Saved entries:
** Begin **

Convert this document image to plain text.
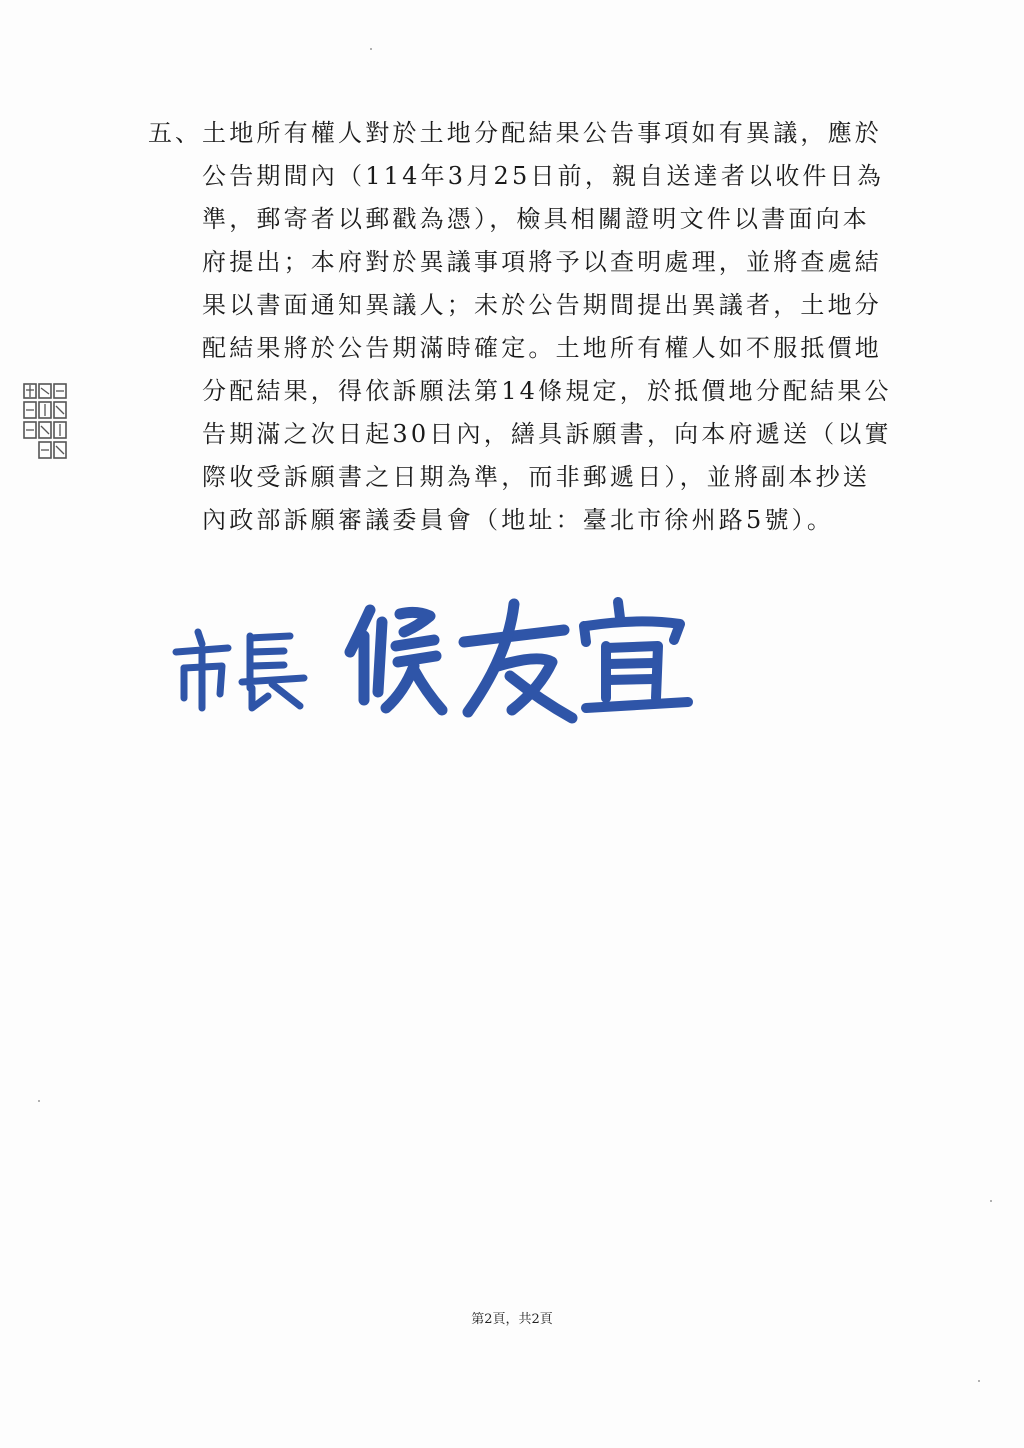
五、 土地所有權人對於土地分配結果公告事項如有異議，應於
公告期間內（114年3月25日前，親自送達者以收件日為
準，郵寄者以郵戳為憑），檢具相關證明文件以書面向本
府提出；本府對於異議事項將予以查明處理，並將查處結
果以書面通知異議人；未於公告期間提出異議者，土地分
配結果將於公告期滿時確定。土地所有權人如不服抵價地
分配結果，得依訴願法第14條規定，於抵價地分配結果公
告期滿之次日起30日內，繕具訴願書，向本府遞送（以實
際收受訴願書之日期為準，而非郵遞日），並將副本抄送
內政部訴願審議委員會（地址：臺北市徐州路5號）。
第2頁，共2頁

** End **
** Begin **

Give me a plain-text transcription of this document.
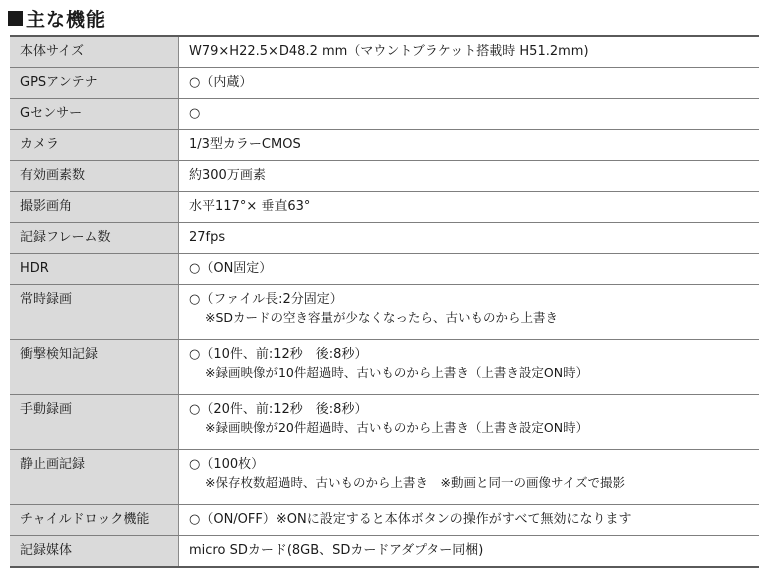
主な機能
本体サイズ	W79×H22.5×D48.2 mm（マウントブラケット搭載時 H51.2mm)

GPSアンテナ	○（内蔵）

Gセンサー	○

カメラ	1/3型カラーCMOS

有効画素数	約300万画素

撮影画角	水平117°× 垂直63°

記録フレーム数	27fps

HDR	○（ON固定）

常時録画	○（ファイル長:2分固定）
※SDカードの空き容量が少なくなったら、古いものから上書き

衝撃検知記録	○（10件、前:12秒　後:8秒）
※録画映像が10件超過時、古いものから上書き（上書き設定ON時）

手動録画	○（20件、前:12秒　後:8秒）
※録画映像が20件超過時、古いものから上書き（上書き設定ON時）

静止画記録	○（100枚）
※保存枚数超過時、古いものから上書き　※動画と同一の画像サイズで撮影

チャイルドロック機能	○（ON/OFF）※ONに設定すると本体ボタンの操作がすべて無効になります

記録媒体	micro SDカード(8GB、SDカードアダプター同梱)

** End **
** Begin **

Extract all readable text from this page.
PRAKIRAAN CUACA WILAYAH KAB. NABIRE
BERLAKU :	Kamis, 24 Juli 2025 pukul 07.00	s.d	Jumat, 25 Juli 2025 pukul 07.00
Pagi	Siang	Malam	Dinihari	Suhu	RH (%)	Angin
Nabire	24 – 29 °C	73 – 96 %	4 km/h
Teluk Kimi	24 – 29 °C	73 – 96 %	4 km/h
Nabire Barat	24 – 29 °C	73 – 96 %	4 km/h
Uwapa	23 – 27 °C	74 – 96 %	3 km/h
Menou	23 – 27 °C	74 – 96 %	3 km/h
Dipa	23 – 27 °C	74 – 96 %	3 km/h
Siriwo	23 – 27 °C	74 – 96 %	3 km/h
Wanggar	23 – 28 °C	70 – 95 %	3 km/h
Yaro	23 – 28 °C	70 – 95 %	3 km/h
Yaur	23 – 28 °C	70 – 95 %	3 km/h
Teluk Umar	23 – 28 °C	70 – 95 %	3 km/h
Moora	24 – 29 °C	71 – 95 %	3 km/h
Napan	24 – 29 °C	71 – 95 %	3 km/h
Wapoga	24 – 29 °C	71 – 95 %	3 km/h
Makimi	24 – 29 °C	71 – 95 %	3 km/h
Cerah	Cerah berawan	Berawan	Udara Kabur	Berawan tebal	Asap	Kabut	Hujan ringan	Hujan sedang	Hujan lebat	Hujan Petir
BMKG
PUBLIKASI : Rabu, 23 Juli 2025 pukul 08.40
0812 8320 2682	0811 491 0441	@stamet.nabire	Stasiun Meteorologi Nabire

** End **

Problem requirements: Set out every line from the material that contains the string "text".

Exercise solution:
Convert this document image to plain text.
Give me a plain-text transcription of this document.
Extract all readable text from this page.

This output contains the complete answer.